Lines before the one containing "Parse this screenshot: output" are excluded. Repeat that line and every line after it, exactly.

-- start Records to process --

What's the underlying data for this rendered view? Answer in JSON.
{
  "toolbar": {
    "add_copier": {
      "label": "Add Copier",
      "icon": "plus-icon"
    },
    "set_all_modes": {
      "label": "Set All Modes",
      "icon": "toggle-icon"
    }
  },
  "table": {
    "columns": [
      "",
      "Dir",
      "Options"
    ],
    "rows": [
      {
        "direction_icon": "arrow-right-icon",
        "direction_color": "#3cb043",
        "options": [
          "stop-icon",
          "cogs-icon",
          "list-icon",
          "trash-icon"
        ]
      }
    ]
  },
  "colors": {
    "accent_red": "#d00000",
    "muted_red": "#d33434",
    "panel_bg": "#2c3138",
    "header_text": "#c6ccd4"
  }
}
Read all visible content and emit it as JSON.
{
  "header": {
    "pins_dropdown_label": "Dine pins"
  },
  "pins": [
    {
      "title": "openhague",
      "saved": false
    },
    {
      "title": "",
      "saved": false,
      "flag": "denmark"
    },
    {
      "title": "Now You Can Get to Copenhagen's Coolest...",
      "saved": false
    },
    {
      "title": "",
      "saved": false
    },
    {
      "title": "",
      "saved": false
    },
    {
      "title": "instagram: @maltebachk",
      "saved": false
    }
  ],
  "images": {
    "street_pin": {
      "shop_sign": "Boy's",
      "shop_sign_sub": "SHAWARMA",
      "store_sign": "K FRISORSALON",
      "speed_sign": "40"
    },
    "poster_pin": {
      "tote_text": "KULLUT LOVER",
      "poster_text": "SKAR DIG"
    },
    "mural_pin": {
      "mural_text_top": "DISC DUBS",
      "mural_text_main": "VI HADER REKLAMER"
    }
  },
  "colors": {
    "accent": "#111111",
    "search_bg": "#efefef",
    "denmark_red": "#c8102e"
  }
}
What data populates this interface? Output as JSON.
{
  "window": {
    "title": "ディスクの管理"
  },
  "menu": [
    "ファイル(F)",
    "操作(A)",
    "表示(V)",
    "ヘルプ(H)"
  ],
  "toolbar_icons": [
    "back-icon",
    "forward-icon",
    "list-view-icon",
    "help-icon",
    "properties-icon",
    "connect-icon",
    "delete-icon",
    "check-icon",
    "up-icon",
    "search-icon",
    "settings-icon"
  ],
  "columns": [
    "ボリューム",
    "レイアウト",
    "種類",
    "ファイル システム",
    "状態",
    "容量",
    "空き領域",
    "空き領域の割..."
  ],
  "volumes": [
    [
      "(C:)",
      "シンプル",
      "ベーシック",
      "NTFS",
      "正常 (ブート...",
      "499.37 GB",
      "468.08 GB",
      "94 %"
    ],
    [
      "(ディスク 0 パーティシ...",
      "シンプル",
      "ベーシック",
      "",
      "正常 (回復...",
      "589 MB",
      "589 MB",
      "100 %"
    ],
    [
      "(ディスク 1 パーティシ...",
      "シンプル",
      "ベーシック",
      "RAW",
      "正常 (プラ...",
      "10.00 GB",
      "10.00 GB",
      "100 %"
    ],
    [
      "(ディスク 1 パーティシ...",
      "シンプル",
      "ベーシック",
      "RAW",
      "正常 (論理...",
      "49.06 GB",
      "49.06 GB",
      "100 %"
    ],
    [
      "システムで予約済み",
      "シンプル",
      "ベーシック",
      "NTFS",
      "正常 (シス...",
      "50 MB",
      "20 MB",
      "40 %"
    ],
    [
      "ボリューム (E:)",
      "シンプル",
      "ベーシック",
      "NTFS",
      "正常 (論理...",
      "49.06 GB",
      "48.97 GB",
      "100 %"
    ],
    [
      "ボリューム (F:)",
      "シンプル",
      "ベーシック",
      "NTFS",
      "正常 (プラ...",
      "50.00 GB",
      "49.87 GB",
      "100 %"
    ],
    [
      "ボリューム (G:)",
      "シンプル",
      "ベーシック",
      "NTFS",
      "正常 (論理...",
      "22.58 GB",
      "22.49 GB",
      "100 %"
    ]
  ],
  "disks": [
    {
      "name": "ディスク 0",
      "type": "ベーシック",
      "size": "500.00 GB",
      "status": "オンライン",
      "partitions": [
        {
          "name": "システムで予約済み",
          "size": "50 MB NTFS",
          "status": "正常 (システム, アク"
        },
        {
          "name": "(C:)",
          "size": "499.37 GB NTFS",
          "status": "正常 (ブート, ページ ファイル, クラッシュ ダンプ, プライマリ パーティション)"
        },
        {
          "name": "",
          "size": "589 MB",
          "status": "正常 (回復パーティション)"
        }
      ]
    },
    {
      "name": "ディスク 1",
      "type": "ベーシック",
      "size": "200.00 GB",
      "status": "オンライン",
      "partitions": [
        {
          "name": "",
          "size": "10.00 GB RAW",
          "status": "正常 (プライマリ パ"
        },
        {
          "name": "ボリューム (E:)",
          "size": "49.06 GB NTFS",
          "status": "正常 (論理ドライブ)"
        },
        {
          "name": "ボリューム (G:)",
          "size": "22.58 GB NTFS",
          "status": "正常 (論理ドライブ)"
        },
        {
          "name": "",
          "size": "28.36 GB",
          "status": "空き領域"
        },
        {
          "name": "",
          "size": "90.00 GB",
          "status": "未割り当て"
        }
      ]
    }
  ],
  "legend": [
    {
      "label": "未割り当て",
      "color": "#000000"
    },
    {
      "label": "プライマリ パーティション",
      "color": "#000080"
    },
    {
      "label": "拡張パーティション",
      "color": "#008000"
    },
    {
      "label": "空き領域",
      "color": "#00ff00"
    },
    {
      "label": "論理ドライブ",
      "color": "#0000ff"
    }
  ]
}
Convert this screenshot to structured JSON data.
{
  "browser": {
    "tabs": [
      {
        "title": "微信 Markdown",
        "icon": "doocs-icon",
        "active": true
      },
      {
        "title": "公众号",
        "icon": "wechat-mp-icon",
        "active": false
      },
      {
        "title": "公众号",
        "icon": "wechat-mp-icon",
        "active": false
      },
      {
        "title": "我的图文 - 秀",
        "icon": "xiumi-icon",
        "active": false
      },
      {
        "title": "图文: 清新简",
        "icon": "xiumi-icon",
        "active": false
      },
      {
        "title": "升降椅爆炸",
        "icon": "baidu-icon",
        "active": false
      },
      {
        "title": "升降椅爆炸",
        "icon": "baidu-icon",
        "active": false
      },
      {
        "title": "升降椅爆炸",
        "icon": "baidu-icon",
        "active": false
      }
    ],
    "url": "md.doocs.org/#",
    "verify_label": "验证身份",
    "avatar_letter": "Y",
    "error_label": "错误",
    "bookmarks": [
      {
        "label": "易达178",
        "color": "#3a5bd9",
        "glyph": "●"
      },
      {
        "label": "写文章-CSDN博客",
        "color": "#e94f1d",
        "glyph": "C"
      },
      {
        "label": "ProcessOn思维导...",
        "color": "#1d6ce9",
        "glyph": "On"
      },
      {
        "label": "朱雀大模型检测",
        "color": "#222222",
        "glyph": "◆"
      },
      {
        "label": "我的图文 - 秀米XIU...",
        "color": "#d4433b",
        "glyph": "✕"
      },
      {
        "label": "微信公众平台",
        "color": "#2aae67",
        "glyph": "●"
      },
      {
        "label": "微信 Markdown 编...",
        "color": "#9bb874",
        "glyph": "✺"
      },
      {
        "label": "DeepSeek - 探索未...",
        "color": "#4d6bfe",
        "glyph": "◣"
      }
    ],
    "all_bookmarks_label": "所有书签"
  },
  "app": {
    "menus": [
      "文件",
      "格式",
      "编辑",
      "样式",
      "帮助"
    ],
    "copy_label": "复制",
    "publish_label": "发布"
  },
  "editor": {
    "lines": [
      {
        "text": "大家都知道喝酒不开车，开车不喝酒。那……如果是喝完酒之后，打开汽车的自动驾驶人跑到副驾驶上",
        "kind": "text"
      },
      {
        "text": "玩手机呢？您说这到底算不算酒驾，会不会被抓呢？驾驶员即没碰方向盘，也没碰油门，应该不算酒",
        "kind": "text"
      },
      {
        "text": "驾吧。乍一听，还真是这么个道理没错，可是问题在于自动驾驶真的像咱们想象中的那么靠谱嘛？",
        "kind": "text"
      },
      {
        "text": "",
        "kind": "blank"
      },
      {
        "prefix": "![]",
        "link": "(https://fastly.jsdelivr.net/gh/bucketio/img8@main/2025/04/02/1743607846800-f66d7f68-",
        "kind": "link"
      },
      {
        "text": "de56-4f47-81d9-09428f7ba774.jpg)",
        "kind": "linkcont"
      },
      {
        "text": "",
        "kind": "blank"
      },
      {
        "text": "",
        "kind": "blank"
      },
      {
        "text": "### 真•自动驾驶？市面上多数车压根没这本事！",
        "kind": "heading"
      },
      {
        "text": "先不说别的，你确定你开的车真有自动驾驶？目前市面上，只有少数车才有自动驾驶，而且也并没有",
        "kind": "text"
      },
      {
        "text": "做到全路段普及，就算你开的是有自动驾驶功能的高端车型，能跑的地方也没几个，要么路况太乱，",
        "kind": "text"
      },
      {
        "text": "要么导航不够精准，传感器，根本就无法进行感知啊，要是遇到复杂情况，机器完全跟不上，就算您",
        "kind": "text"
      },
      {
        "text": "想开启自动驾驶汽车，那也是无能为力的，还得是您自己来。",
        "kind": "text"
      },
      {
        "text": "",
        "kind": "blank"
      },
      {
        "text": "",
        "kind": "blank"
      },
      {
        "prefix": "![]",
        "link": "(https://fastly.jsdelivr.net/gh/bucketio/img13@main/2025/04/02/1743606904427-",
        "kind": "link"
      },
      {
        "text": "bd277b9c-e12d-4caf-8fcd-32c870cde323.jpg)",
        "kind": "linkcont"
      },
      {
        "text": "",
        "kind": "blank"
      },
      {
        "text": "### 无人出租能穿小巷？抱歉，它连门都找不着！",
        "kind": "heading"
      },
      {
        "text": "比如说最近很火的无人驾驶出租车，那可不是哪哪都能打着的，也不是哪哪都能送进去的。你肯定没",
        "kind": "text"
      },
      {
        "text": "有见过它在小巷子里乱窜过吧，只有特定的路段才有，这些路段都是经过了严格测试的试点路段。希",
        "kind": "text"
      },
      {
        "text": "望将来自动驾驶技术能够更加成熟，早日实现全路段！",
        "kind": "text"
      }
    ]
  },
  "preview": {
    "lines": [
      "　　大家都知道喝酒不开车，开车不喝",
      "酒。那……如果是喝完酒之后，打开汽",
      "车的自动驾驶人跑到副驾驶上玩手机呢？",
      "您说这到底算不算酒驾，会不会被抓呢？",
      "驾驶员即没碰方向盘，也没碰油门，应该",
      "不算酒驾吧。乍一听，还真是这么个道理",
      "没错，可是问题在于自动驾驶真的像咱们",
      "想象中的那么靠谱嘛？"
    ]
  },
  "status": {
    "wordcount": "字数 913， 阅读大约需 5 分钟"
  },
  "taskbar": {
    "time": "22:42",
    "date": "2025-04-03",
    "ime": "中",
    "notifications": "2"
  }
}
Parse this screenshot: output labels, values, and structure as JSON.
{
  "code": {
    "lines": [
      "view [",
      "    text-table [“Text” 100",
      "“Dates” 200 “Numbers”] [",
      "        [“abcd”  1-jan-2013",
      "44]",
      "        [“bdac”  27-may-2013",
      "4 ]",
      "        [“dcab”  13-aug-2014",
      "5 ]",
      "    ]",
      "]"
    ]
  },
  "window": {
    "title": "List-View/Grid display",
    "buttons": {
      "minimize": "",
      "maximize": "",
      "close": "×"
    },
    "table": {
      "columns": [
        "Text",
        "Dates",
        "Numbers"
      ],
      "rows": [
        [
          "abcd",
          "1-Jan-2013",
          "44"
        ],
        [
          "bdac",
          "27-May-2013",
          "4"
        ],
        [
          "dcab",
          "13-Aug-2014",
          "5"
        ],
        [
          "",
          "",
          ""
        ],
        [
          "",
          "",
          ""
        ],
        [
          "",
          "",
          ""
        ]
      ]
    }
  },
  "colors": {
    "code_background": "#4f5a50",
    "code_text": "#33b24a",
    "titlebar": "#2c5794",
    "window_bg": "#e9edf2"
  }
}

-- end Records to process --

## Final answer
Parse this screenshot: output labels, values, and structure as JSON.
{
  "code": {
    "lines": [
      "view [",
      "    text-table [“Text” 100",
      "“Dates” 200 “Numbers”] [",
      "        [“abcd”  1-jan-2013",
      "44]",
      "        [“bdac”  27-may-2013",
      "4 ]",
      "        [“dcab”  13-aug-2014",
      "5 ]",
      "    ]",
      "]"
    ]
  },
  "window": {
    "title": "List-View/Grid display",
    "buttons": {
      "minimize": "",
      "maximize": "",
      "close": "×"
    },
    "table": {
      "columns": [
        "Text",
        "Dates",
        "Numbers"
      ],
      "rows": [
        [
          "abcd",
          "1-Jan-2013",
          "44"
        ],
        [
          "bdac",
          "27-May-2013",
          "4"
        ],
        [
          "dcab",
          "13-Aug-2014",
          "5"
        ],
        [
          "",
          "",
          ""
        ],
        [
          "",
          "",
          ""
        ],
        [
          "",
          "",
          ""
        ]
      ]
    }
  },
  "colors": {
    "code_background": "#4f5a50",
    "code_text": "#33b24a",
    "titlebar": "#2c5794",
    "window_bg": "#e9edf2"
  }
}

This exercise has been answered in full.